Problem details
Set down the data below without change, skipping the pictures it holds.

Input for this task
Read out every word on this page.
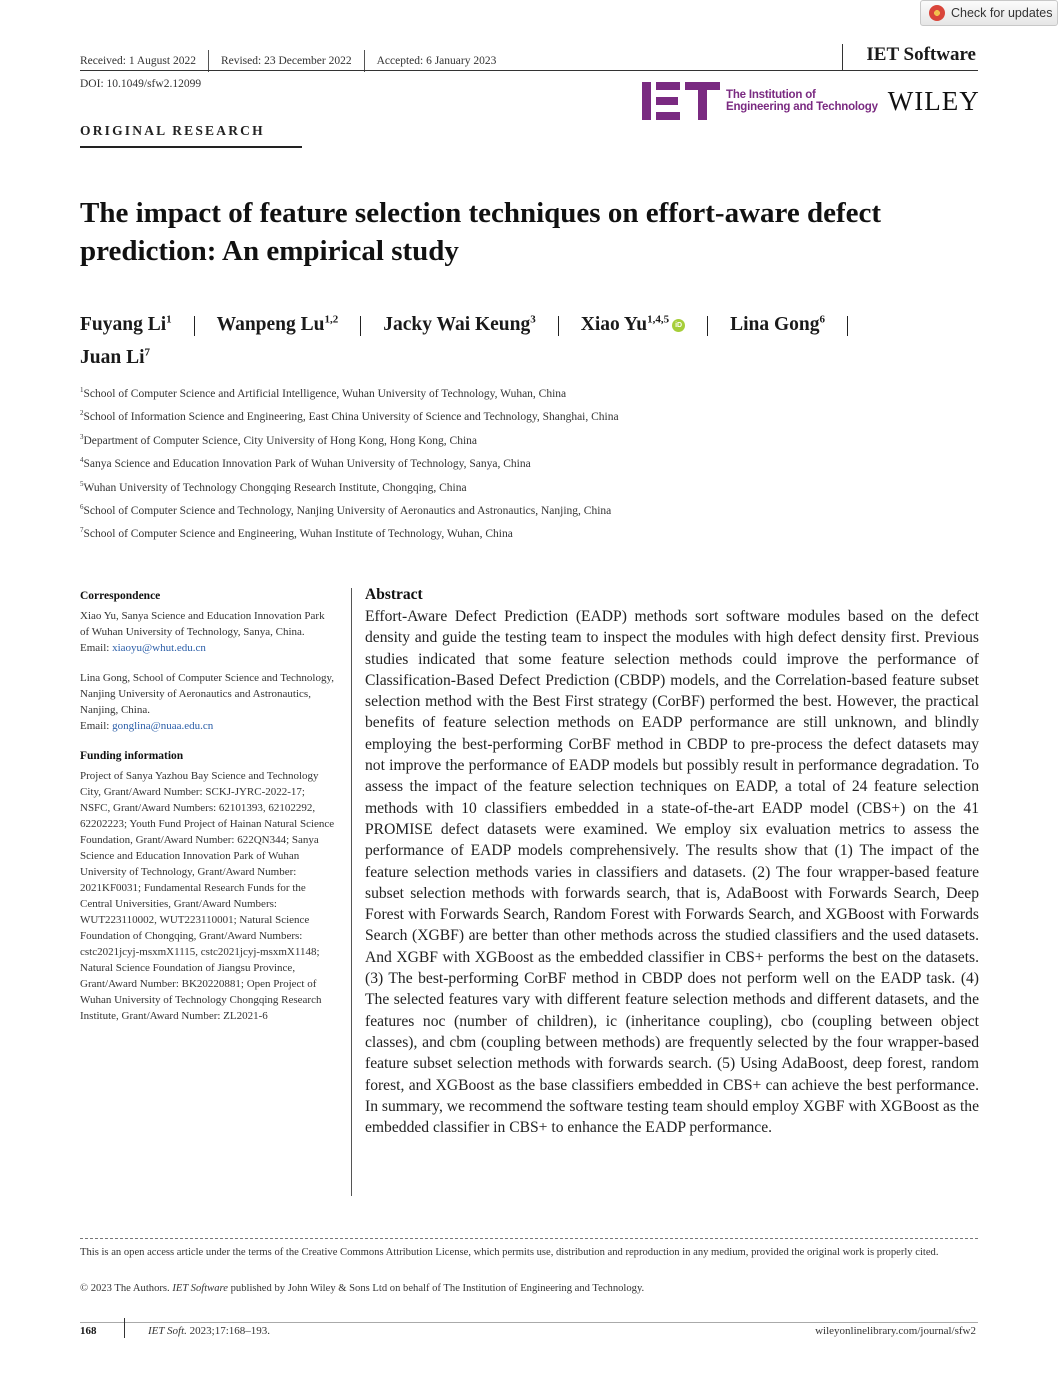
Check for updates
Received: 1 August 2022	Revised: 23 December 2022	Accepted: 6 January 2023	IET Software
DOI: 10.1049/sfw2.12099
The Institution of
Engineering and Technology WILEY
ORIGINAL RESEARCH
The impact of feature selection techniques on effort-aware defect prediction: An empirical study
Fuyang Li$^1$ Wanpeng Lu$^{1,2}$ Jacky Wai Keung$^3$ Xiao Yu$^{1,4,5}$iD Lina Gong$^6$
Juan Li$^7$
$^1$School of Computer Science and Artificial Intelligence, Wuhan University of Technology, Wuhan, China
$^2$School of Information Science and Engineering, East China University of Science and Technology, Shanghai, China
$^3$Department of Computer Science, City University of Hong Kong, Hong Kong, China
$^4$Sanya Science and Education Innovation Park of Wuhan University of Technology, Sanya, China
$^5$Wuhan University of Technology Chongqing Research Institute, Chongqing, China
$^6$School of Computer Science and Technology, Nanjing University of Aeronautics and Astronautics, Nanjing, China
$^7$School of Computer Science and Engineering, Wuhan Institute of Technology, Wuhan, China
Correspondence

Xiao Yu, Sanya Science and Education Innovation Park of Wuhan University of Technology, Sanya, China.
Email: xiaoyu@whut.edu.cn

Lina Gong, School of Computer Science and Technology, Nanjing University of Aeronautics and Astronautics, Nanjing, China.
Email: gonglina@nuaa.edu.cn

Funding information

Project of Sanya Yazhou Bay Science and Technology City, Grant/Award Number: SCKJ-JYRC-2022-17; NSFC, Grant/Award Numbers: 62101393, 62102292, 62202223; Youth Fund Project of Hainan Natural Science Foundation, Grant/Award Number: 622QN344; Sanya Science and Education Innovation Park of Wuhan University of Technology, Grant/Award Number: 2021KF0031; Fundamental Research Funds for the Central Universities, Grant/Award Numbers: WUT223110002, WUT223110001; Natural Science Foundation of Chongqing, Grant/Award Numbers: cstc2021jcyj-msxmX1115, cstc2021jcyj-msxmX1148; Natural Science Foundation of Jiangsu Province, Grant/Award Number: BK20220881; Open Project of Wuhan University of Technology Chongqing Research Institute, Grant/Award Number: ZL2021-6

Abstract
Effort-Aware Defect Prediction (EADP) methods sort software modules based on the defect density and guide the testing team to inspect the modules with high defect density first. Previous studies indicated that some feature selection methods could improve the performance of Classification-Based Defect Prediction (CBDP) models, and the Correlation-based feature subset selection method with the Best First strategy (CorBF) performed the best. However, the practical benefits of feature selection methods on EADP performance are still unknown, and blindly employing the best-performing CorBF method in CBDP to pre-process the defect datasets may not improve the performance of EADP models but possibly result in performance degradation. To assess the impact of the feature selection techniques on EADP, a total of 24 feature selection methods with 10 classifiers embedded in a state-of-the-art EADP model (CBS+) on the 41 PROMISE defect datasets were examined. We employ six evaluation metrics to assess the performance of EADP models comprehensively. The results show that (1) The impact of the feature selection methods varies in classifiers and datasets. (2) The four wrapper-based feature subset selection methods with forwards search, that is, AdaBoost with Forwards Search, Deep Forest with Forwards Search, Random Forest with Forwards Search, and XGBoost with Forwards Search (XGBF) are better than other methods across the studied classifiers and the used datasets. And XGBF with XGBoost as the embedded classifier in CBS+ performs the best on the datasets. (3) The best-performing CorBF method in CBDP does not perform well on the EADP task. (4) The selected features vary with different feature selection methods and different datasets, and the features noc (number of children), ic (inheritance coupling), cbo (coupling between object classes), and cbm (coupling between methods) are frequently selected by the four wrapper-based feature subset selection methods with forwards search. (5) Using AdaBoost, deep forest, random forest, and XGBoost as the base classifiers embedded in CBS+ can achieve the best performance. In summary, we recommend the software testing team should employ XGBF with XGBoost as the embedded classifier in CBS+ to enhance the EADP performance.
This is an open access article under the terms of the Creative Commons Attribution License, which permits use, distribution and reproduction in any medium, provided the original work is properly cited.
© 2023 The Authors. IET Software published by John Wiley & Sons Ltd on behalf of The Institution of Engineering and Technology.
168	IET Soft. 2023;17:168–193.	wileyonlinelibrary.com/journal/sfw2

Right answer
Read out every word on this page.
Check for updates
Received: 1 August 2022	Revised: 23 December 2022	Accepted: 6 January 2023	IET Software
DOI: 10.1049/sfw2.12099
The Institution of
Engineering and Technology WILEY
ORIGINAL RESEARCH
The impact of feature selection techniques on effort-aware defect prediction: An empirical study
Fuyang Li$^1$ Wanpeng Lu$^{1,2}$ Jacky Wai Keung$^3$ Xiao Yu$^{1,4,5}$iD Lina Gong$^6$
Juan Li$^7$
$^1$School of Computer Science and Artificial Intelligence, Wuhan University of Technology, Wuhan, China
$^2$School of Information Science and Engineering, East China University of Science and Technology, Shanghai, China
$^3$Department of Computer Science, City University of Hong Kong, Hong Kong, China
$^4$Sanya Science and Education Innovation Park of Wuhan University of Technology, Sanya, China
$^5$Wuhan University of Technology Chongqing Research Institute, Chongqing, China
$^6$School of Computer Science and Technology, Nanjing University of Aeronautics and Astronautics, Nanjing, China
$^7$School of Computer Science and Engineering, Wuhan Institute of Technology, Wuhan, China
Correspondence

Xiao Yu, Sanya Science and Education Innovation Park of Wuhan University of Technology, Sanya, China.
Email: xiaoyu@whut.edu.cn

Lina Gong, School of Computer Science and Technology, Nanjing University of Aeronautics and Astronautics, Nanjing, China.
Email: gonglina@nuaa.edu.cn

Funding information

Project of Sanya Yazhou Bay Science and Technology City, Grant/Award Number: SCKJ-JYRC-2022-17; NSFC, Grant/Award Numbers: 62101393, 62102292, 62202223; Youth Fund Project of Hainan Natural Science Foundation, Grant/Award Number: 622QN344; Sanya Science and Education Innovation Park of Wuhan University of Technology, Grant/Award Number: 2021KF0031; Fundamental Research Funds for the Central Universities, Grant/Award Numbers: WUT223110002, WUT223110001; Natural Science Foundation of Chongqing, Grant/Award Numbers: cstc2021jcyj-msxmX1115, cstc2021jcyj-msxmX1148; Natural Science Foundation of Jiangsu Province, Grant/Award Number: BK20220881; Open Project of Wuhan University of Technology Chongqing Research Institute, Grant/Award Number: ZL2021-6

Abstract
Effort-Aware Defect Prediction (EADP) methods sort software modules based on the defect density and guide the testing team to inspect the modules with high defect density first. Previous studies indicated that some feature selection methods could improve the performance of Classification-Based Defect Prediction (CBDP) models, and the Correlation-based feature subset selection method with the Best First strategy (CorBF) performed the best. However, the practical benefits of feature selection methods on EADP performance are still unknown, and blindly employing the best-performing CorBF method in CBDP to pre-process the defect datasets may not improve the performance of EADP models but possibly result in performance degradation. To assess the impact of the feature selection techniques on EADP, a total of 24 feature selection methods with 10 classifiers embedded in a state-of-the-art EADP model (CBS+) on the 41 PROMISE defect datasets were examined. We employ six evaluation metrics to assess the performance of EADP models comprehensively. The results show that (1) The impact of the feature selection methods varies in classifiers and datasets. (2) The four wrapper-based feature subset selection methods with forwards search, that is, AdaBoost with Forwards Search, Deep Forest with Forwards Search, Random Forest with Forwards Search, and XGBoost with Forwards Search (XGBF) are better than other methods across the studied classifiers and the used datasets. And XGBF with XGBoost as the embedded classifier in CBS+ performs the best on the datasets. (3) The best-performing CorBF method in CBDP does not perform well on the EADP task. (4) The selected features vary with different feature selection methods and different datasets, and the features noc (number of children), ic (inheritance coupling), cbo (coupling between object classes), and cbm (coupling between methods) are frequently selected by the four wrapper-based feature subset selection methods with forwards search. (5) Using AdaBoost, deep forest, random forest, and XGBoost as the base classifiers embedded in CBS+ can achieve the best performance. In summary, we recommend the software testing team should employ XGBF with XGBoost as the embedded classifier in CBS+ to enhance the EADP performance.
This is an open access article under the terms of the Creative Commons Attribution License, which permits use, distribution and reproduction in any medium, provided the original work is properly cited.
© 2023 The Authors. IET Software published by John Wiley & Sons Ltd on behalf of The Institution of Engineering and Technology.
168	IET Soft. 2023;17:168–193.	wileyonlinelibrary.com/journal/sfw2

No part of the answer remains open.